**Supplied records:**
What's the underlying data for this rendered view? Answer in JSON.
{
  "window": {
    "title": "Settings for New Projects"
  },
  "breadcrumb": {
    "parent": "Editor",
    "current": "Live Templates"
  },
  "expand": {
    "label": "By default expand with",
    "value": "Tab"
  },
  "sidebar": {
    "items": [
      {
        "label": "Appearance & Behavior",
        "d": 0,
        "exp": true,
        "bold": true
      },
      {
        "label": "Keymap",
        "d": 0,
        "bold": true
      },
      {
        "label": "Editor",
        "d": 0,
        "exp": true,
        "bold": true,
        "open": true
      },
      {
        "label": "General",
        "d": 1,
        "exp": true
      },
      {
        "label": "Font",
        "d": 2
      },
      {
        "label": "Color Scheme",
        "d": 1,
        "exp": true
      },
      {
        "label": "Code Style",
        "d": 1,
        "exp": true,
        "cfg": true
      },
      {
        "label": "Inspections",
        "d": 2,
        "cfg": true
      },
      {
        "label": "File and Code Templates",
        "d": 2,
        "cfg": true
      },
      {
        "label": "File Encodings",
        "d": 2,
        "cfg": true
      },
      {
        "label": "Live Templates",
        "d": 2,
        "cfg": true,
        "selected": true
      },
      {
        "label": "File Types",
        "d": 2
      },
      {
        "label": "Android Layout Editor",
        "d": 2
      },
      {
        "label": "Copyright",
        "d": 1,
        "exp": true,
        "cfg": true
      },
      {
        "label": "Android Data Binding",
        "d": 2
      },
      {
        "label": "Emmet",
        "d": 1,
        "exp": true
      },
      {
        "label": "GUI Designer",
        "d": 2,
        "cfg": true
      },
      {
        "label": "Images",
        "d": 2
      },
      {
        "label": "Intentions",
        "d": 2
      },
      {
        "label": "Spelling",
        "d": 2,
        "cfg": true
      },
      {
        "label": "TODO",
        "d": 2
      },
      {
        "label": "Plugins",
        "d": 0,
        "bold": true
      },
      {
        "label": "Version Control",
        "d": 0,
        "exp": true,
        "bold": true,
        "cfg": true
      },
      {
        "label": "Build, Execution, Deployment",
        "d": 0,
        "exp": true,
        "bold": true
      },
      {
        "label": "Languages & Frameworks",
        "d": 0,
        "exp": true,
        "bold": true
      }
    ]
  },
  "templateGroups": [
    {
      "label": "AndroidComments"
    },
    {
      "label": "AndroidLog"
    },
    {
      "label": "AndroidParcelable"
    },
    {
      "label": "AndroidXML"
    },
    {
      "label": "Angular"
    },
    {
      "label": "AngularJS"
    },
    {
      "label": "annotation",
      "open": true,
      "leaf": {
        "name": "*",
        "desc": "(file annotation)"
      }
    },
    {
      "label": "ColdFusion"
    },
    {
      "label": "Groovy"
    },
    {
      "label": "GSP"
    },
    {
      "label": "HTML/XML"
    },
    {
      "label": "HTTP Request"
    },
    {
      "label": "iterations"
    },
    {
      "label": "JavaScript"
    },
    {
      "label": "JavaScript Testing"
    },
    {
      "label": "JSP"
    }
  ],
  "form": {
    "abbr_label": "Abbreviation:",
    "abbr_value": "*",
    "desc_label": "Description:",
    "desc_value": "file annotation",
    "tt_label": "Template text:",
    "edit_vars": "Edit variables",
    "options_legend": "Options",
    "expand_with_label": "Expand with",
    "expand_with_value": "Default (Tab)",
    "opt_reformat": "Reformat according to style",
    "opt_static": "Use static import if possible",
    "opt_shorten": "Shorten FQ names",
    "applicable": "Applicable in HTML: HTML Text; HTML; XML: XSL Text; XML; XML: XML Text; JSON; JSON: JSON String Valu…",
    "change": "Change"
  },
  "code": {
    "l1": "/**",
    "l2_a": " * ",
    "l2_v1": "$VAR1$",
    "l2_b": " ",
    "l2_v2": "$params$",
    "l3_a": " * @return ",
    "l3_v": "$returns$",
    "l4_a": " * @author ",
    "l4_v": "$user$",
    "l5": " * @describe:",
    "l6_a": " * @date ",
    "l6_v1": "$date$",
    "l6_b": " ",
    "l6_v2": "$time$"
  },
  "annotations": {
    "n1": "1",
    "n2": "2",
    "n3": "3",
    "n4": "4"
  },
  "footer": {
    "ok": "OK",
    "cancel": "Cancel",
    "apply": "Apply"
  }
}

**What to do:**
Pick out the lines that have the word "JavaScript". Copy them all.

**Complete output:**
      "label": "JavaScript"
      "label": "JavaScript Testing"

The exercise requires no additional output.